Records contained in a dataset:
- - - -

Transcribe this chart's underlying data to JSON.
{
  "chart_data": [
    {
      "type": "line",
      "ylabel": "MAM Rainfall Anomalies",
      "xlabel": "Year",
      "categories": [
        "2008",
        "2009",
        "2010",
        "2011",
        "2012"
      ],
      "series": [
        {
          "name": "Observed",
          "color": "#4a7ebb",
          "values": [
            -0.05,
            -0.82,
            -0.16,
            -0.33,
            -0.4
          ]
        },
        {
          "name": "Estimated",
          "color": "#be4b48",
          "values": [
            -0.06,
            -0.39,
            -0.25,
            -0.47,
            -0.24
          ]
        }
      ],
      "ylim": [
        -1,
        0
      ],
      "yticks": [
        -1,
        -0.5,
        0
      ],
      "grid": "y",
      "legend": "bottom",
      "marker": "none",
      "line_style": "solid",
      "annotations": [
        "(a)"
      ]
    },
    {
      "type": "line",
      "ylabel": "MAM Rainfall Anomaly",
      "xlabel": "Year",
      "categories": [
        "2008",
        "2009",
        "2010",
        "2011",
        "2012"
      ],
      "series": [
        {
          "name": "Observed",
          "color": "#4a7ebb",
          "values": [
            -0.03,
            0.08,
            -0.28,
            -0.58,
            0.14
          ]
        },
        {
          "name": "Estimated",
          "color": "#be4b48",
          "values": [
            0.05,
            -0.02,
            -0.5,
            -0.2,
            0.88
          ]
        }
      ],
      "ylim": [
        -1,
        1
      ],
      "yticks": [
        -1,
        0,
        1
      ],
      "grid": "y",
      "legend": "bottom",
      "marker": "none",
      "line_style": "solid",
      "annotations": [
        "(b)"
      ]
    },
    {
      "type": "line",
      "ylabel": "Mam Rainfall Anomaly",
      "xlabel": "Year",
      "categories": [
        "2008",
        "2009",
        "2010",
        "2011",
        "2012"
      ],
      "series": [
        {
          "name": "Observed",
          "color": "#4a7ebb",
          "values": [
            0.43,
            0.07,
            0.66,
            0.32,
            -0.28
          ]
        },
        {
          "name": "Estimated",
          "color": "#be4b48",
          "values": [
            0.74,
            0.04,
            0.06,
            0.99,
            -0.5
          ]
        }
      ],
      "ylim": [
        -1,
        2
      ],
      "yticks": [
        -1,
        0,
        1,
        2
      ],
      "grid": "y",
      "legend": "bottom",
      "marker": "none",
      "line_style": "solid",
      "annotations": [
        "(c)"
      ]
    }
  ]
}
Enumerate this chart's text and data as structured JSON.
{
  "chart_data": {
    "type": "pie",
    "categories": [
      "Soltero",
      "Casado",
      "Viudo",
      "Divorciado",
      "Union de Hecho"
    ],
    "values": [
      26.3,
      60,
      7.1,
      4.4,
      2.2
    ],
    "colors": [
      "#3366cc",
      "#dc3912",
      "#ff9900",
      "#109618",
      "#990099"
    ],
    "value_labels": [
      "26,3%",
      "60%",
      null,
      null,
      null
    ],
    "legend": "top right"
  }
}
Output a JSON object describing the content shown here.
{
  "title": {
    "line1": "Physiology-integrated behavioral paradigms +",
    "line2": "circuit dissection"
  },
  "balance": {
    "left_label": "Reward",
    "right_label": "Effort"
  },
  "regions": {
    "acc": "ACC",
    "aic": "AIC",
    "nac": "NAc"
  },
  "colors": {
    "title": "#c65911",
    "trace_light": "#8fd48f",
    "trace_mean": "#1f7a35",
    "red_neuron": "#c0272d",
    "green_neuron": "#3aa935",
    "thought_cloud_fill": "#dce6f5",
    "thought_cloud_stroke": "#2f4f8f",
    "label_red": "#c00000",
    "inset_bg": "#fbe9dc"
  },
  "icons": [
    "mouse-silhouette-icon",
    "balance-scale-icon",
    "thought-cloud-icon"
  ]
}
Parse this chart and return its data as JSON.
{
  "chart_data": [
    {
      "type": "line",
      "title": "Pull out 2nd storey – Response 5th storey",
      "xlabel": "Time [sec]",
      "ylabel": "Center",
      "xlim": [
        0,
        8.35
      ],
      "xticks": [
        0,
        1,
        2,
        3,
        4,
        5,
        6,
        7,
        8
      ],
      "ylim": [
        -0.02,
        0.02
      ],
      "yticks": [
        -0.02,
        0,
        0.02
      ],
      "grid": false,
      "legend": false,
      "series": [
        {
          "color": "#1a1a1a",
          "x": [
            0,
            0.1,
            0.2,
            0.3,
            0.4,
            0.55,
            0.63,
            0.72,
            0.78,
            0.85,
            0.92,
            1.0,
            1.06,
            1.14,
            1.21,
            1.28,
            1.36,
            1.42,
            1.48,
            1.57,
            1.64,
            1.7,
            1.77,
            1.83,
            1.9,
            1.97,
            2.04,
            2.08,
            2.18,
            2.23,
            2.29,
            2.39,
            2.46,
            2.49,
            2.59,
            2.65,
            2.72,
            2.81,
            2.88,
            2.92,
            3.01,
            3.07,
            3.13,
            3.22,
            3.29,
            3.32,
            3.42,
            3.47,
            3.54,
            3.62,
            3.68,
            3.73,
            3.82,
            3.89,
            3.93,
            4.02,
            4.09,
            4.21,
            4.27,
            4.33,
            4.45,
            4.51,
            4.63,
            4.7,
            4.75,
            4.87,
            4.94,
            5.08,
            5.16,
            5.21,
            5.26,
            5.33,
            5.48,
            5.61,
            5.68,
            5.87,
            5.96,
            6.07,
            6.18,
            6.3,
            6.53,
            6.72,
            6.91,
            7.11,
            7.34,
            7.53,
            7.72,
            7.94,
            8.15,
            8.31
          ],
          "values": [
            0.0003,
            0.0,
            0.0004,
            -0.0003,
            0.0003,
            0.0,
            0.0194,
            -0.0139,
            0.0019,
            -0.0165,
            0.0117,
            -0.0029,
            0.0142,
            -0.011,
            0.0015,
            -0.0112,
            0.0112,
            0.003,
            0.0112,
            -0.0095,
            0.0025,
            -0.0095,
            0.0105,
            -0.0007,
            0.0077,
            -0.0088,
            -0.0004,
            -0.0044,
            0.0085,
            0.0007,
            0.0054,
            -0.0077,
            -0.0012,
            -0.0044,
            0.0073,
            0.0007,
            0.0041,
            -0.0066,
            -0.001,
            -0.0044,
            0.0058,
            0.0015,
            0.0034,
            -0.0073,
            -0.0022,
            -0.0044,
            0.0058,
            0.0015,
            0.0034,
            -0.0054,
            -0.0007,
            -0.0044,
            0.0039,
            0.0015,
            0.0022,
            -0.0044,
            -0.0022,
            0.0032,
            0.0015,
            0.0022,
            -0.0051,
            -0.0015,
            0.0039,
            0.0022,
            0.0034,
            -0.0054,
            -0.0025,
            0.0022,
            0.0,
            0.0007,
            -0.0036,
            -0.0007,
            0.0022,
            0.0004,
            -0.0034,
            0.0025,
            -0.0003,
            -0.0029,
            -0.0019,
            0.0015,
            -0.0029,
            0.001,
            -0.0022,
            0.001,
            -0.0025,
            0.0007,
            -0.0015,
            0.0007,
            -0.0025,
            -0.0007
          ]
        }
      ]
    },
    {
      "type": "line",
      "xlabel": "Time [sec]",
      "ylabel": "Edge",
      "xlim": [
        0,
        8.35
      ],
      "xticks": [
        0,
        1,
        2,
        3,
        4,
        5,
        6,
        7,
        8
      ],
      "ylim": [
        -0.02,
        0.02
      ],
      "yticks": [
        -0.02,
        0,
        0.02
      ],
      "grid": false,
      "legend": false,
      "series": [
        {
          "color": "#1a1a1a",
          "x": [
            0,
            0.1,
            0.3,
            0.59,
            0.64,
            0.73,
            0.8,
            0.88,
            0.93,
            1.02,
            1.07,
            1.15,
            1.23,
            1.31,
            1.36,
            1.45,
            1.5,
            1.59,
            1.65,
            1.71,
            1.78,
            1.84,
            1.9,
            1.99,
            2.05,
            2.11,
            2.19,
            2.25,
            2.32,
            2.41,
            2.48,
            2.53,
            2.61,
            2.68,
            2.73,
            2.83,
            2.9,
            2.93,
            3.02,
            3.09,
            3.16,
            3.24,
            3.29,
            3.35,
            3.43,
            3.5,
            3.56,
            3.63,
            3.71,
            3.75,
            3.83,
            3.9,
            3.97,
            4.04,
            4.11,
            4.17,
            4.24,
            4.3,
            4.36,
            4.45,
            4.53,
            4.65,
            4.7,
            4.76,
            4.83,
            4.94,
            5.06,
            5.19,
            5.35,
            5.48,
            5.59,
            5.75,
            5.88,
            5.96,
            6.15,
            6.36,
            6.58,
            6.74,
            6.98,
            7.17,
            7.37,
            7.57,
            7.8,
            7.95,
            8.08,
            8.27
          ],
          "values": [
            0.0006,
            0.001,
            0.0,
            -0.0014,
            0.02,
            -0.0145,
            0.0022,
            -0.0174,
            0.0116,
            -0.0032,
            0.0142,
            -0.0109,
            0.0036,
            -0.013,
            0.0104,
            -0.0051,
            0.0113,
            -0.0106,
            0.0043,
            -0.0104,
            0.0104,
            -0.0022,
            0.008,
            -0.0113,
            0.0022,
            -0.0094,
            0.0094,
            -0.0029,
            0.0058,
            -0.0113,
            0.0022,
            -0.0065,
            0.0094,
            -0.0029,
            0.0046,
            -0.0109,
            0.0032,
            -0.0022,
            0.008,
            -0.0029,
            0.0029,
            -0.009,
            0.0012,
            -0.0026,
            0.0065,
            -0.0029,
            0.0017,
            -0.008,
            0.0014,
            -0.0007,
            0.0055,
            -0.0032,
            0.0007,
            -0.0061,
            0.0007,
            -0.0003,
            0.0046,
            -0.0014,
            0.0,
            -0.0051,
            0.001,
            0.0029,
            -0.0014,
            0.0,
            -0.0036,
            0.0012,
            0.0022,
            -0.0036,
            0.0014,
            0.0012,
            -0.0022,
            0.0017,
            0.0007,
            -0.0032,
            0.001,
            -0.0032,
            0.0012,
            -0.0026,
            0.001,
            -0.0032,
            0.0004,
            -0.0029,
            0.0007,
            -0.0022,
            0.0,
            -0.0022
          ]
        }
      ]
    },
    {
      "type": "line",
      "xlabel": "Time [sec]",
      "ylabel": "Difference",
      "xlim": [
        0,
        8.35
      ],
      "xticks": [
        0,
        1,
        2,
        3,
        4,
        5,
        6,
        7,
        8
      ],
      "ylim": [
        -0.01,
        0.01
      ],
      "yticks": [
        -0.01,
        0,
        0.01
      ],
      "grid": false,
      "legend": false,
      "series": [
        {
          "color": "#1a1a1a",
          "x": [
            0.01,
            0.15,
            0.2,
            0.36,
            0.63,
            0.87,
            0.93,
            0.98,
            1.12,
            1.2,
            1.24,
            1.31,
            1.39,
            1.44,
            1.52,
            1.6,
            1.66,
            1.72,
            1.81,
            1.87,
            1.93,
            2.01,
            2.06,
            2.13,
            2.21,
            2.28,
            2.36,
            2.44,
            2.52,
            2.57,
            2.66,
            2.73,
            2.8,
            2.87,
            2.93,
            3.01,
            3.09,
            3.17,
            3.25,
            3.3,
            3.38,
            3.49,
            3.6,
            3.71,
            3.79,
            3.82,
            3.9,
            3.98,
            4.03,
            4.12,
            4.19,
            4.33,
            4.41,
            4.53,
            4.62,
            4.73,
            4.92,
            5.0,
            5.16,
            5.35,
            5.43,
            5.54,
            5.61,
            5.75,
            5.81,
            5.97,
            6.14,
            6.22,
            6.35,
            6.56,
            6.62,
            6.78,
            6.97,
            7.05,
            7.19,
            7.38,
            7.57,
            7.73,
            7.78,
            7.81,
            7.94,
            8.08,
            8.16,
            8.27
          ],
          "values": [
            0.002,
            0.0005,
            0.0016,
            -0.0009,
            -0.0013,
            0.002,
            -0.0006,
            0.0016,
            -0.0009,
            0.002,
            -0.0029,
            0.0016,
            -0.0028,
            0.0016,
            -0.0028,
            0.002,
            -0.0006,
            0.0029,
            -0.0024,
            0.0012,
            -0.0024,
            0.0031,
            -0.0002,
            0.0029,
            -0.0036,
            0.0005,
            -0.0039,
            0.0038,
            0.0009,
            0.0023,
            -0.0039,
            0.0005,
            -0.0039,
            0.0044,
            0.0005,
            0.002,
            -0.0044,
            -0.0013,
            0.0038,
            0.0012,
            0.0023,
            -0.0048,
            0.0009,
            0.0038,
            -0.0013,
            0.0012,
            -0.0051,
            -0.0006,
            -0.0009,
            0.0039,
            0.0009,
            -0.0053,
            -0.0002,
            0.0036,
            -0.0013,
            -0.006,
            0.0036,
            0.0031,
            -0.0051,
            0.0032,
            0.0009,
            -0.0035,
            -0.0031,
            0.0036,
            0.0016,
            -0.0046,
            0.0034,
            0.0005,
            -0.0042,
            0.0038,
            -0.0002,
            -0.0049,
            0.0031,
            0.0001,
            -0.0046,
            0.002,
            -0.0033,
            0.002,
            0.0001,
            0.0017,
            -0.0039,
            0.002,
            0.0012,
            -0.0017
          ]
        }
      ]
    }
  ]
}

- - - -

▸ **Stated goal**
Scan the listing above. Collect all lines with the word "Anomaly".

▸ **Response below**
      "ylabel": "MAM Rainfall Anomaly",
      "ylabel": "Mam Rainfall Anomaly",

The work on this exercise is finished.